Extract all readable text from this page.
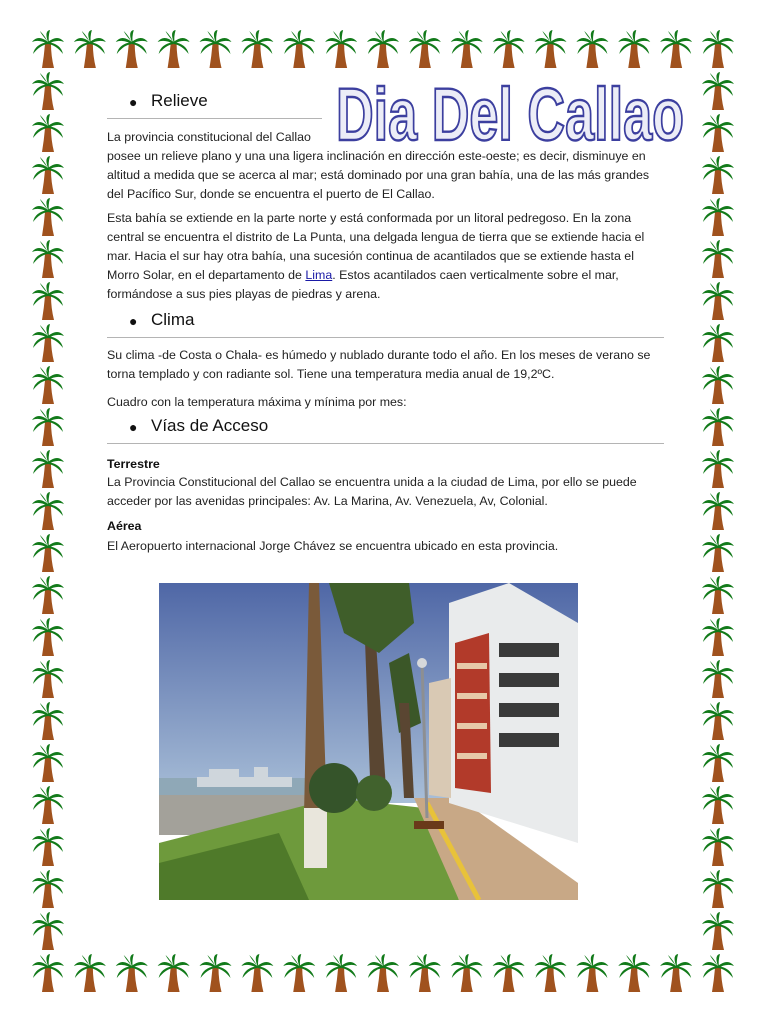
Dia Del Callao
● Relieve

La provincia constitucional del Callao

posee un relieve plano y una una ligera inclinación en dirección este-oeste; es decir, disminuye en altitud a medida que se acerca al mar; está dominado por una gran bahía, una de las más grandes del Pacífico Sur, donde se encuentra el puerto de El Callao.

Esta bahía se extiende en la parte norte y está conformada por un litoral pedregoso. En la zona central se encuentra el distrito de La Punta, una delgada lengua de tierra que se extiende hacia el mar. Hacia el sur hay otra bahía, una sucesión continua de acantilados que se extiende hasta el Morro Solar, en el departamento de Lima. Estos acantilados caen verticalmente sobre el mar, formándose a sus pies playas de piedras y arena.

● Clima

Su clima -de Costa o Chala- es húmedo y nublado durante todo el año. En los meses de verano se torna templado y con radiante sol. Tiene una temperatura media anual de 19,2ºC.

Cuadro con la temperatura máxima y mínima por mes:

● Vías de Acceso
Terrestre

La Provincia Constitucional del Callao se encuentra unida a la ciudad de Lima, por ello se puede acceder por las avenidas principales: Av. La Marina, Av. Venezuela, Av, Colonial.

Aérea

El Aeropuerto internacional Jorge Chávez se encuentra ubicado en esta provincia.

══════════════════════════════

List each line holding the string "temperatura".

The response »
Su clima -de Costa o Chala- es húmedo y nublado durante todo el año. En los meses de verano se torna templado y con radiante sol. Tiene una temperatura media anual de 19,2ºC.
Cuadro con la temperatura máxima y mínima por mes:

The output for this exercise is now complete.